=== Records for processing ===

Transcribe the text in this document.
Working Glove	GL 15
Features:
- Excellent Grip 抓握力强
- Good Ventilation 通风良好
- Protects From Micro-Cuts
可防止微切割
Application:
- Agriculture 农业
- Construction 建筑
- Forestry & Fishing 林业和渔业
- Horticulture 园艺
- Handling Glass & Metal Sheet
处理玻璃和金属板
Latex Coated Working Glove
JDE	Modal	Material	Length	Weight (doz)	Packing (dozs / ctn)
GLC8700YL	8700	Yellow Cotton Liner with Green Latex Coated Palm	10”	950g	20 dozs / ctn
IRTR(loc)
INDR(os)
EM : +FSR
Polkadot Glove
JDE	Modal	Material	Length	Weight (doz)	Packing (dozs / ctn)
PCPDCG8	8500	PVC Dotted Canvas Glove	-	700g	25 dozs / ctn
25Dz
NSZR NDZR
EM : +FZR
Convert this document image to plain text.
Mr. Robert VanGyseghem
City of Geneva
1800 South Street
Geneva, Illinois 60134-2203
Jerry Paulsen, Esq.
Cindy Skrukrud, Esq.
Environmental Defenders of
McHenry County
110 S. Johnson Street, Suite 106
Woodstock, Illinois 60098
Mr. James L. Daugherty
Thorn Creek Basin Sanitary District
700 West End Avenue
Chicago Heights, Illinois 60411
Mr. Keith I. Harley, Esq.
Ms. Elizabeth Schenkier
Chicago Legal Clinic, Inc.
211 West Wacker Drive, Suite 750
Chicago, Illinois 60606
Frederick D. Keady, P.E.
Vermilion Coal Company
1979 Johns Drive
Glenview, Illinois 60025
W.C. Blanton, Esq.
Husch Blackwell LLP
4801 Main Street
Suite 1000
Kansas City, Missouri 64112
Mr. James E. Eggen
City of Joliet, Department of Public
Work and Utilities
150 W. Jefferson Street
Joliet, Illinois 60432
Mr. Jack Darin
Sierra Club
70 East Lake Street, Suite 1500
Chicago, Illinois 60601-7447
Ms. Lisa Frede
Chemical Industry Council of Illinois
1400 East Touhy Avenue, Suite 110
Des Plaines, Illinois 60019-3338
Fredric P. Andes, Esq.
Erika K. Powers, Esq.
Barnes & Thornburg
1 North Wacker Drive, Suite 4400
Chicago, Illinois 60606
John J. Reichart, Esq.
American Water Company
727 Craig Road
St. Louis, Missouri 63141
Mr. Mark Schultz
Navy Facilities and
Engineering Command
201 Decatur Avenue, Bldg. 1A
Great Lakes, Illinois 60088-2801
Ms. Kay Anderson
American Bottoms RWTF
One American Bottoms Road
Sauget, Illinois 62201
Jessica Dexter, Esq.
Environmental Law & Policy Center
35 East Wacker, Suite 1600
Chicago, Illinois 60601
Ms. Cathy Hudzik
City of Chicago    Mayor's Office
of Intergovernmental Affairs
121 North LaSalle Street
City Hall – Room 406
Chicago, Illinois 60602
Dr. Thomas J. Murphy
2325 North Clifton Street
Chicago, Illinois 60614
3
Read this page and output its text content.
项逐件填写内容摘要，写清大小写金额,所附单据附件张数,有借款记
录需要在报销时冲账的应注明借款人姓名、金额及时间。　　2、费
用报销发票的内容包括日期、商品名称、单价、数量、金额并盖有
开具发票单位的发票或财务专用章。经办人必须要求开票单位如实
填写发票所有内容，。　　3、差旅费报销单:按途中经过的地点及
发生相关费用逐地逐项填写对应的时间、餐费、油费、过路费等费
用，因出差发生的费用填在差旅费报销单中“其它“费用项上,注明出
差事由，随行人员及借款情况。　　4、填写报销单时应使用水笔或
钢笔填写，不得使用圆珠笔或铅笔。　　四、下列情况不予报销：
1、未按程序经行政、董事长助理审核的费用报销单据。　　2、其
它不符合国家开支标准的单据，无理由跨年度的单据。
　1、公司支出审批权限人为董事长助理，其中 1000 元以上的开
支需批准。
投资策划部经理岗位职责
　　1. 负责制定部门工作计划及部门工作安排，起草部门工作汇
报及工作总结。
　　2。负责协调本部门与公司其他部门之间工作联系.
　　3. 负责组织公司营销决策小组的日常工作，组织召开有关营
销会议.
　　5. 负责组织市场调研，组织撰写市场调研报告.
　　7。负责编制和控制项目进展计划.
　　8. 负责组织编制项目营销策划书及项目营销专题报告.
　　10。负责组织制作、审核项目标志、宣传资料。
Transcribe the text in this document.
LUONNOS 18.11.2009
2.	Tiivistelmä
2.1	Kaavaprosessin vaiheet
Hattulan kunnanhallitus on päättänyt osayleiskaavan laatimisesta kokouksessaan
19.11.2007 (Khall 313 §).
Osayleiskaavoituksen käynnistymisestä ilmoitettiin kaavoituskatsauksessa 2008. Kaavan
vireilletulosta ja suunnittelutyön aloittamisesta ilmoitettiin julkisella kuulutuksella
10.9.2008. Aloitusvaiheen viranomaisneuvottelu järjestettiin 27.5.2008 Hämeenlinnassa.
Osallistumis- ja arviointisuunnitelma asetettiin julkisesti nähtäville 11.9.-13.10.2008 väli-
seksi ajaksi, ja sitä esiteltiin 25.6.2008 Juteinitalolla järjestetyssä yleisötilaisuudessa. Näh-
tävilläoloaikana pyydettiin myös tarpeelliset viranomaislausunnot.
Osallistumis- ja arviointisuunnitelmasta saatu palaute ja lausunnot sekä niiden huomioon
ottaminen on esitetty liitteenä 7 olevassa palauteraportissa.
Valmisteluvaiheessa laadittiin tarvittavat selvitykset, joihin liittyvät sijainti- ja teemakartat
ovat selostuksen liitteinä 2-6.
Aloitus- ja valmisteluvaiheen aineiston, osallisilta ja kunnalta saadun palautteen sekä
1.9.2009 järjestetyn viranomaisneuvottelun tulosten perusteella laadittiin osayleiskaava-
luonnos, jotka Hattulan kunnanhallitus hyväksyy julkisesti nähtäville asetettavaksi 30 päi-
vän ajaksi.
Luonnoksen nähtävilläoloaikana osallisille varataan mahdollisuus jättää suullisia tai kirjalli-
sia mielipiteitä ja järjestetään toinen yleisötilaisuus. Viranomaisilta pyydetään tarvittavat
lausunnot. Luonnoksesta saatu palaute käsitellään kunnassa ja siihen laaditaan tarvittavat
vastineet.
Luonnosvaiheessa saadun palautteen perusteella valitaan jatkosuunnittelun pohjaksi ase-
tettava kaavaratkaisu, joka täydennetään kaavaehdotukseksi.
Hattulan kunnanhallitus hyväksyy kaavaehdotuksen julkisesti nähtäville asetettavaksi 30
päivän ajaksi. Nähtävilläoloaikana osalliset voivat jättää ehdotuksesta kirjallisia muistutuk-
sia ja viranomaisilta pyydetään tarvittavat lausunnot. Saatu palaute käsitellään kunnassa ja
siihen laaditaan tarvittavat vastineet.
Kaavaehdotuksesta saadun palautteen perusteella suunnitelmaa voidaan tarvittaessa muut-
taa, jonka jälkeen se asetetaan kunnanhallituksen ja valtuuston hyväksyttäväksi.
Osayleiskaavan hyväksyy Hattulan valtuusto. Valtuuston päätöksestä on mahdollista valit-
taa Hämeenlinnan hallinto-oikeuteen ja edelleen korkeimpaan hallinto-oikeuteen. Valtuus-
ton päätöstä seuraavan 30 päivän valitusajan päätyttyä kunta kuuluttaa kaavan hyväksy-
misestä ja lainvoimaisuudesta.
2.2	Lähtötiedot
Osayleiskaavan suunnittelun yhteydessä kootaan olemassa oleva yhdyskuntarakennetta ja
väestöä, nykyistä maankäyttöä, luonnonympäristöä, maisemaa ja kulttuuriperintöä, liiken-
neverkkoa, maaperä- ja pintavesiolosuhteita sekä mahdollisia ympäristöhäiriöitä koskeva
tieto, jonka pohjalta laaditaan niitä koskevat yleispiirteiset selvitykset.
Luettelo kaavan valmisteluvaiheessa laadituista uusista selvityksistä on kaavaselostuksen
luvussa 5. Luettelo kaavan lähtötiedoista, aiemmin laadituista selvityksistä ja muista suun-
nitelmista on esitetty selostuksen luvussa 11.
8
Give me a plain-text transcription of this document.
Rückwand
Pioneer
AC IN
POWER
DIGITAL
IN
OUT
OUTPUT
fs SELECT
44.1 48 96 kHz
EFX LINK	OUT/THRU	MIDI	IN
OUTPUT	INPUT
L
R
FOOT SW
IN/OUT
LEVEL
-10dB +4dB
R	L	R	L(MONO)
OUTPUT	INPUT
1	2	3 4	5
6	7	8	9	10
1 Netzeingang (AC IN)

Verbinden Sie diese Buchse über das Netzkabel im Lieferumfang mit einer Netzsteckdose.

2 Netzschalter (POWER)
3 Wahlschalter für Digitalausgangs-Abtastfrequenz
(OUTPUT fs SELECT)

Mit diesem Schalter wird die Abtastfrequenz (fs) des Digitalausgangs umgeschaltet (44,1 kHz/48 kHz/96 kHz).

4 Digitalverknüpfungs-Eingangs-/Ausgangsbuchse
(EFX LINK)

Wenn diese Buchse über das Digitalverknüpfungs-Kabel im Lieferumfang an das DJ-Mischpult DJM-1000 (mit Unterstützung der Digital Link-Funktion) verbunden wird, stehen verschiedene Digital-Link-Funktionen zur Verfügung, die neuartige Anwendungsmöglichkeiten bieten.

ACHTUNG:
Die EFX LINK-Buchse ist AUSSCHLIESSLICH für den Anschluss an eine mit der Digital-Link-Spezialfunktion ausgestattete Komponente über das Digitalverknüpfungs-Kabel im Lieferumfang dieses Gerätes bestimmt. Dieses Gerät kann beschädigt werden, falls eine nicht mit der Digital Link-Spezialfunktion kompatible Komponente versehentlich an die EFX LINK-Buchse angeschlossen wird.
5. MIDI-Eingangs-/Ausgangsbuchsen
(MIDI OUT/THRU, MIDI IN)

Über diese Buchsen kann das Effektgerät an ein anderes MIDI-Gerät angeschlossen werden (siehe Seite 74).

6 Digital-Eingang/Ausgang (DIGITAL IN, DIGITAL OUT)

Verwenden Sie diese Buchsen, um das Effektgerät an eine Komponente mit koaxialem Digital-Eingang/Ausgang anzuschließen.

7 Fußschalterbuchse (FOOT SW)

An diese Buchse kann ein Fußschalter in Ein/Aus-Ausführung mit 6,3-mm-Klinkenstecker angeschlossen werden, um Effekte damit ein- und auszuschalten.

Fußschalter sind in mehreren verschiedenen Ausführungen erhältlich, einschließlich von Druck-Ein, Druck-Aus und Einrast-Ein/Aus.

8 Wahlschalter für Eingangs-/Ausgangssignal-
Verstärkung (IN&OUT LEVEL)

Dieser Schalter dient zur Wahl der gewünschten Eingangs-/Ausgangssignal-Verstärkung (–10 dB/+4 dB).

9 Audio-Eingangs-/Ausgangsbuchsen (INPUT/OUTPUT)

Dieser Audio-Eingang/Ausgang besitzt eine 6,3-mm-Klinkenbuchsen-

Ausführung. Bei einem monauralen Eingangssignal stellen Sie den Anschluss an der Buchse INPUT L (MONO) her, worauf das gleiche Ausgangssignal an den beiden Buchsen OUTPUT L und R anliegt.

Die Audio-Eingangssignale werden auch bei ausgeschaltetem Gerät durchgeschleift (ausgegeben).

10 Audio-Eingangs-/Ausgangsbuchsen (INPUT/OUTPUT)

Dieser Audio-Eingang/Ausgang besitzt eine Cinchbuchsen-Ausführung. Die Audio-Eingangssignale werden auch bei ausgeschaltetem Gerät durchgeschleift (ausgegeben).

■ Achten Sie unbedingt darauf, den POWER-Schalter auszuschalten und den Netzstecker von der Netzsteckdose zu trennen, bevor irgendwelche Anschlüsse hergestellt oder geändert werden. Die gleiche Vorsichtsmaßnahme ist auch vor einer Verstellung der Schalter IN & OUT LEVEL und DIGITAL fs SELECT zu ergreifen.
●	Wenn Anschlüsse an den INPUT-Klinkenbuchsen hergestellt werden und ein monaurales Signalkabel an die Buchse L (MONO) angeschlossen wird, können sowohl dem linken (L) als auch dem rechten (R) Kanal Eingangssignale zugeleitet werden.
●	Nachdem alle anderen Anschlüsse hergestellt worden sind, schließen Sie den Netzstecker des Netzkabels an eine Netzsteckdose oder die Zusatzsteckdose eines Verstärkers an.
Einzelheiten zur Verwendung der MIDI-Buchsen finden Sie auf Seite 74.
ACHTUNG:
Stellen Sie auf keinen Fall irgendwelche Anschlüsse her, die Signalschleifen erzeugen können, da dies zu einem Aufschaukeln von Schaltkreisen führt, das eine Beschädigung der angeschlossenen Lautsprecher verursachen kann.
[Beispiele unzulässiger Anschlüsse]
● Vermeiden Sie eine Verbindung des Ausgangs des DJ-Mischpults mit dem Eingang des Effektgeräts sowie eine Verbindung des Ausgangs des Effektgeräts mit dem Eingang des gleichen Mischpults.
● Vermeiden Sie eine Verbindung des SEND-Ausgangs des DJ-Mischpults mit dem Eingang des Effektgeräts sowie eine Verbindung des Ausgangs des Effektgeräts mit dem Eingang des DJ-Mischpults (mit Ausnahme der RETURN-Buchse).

===

Copy every line above in which the string "Street" shows up.

**Answer for the task:**
1800 South Street
110 S. Johnson Street, Suite 106
4801 Main Street
150 W. Jefferson Street
70 East Lake Street, Suite 1500
121 North LaSalle Street
2325 North Clifton Street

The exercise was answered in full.